◆ Objective: Can all of these lines be returned exactly?

◆ Extracted entries:
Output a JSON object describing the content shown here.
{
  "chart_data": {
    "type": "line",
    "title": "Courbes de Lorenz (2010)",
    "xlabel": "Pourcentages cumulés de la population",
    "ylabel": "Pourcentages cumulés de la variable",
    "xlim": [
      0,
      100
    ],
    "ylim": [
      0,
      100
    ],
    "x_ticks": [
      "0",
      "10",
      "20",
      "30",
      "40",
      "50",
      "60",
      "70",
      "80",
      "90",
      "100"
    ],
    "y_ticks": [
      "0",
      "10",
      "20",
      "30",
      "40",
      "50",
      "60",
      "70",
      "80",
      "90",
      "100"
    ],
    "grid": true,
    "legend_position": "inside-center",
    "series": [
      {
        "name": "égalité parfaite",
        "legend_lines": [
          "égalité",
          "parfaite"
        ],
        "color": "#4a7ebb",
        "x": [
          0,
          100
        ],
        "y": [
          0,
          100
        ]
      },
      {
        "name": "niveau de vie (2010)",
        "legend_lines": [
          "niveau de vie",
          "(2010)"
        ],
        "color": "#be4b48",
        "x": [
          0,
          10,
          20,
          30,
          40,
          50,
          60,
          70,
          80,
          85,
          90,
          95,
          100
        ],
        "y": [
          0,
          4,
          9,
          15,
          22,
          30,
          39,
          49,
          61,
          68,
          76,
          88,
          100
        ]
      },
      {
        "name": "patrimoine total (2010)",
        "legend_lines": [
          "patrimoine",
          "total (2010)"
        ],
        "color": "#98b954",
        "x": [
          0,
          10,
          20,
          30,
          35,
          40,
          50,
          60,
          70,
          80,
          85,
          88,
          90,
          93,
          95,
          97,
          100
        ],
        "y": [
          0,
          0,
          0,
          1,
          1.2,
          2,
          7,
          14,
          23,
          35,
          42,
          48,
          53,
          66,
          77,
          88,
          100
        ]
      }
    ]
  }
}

◆ Finished answer:
Output a JSON object describing the content shown here.
{
  "chart_data": {
    "type": "line",
    "title": "Courbes de Lorenz (2010)",
    "xlabel": "Pourcentages cumulés de la population",
    "ylabel": "Pourcentages cumulés de la variable",
    "xlim": [
      0,
      100
    ],
    "ylim": [
      0,
      100
    ],
    "x_ticks": [
      "0",
      "10",
      "20",
      "30",
      "40",
      "50",
      "60",
      "70",
      "80",
      "90",
      "100"
    ],
    "y_ticks": [
      "0",
      "10",
      "20",
      "30",
      "40",
      "50",
      "60",
      "70",
      "80",
      "90",
      "100"
    ],
    "grid": true,
    "legend_position": "inside-center",
    "series": [
      {
        "name": "égalité parfaite",
        "legend_lines": [
          "égalité",
          "parfaite"
        ],
        "color": "#4a7ebb",
        "x": [
          0,
          100
        ],
        "y": [
          0,
          100
        ]
      },
      {
        "name": "niveau de vie (2010)",
        "legend_lines": [
          "niveau de vie",
          "(2010)"
        ],
        "color": "#be4b48",
        "x": [
          0,
          10,
          20,
          30,
          40,
          50,
          60,
          70,
          80,
          85,
          90,
          95,
          100
        ],
        "y": [
          0,
          4,
          9,
          15,
          22,
          30,
          39,
          49,
          61,
          68,
          76,
          88,
          100
        ]
      },
      {
        "name": "patrimoine total (2010)",
        "legend_lines": [
          "patrimoine",
          "total (2010)"
        ],
        "color": "#98b954",
        "x": [
          0,
          10,
          20,
          30,
          35,
          40,
          50,
          60,
          70,
          80,
          85,
          88,
          90,
          93,
          95,
          97,
          100
        ],
        "y": [
          0,
          0,
          0,
          1,
          1.2,
          2,
          7,
          14,
          23,
          35,
          42,
          48,
          53,
          66,
          77,
          88,
          100
        ]
      }
    ]
  }
}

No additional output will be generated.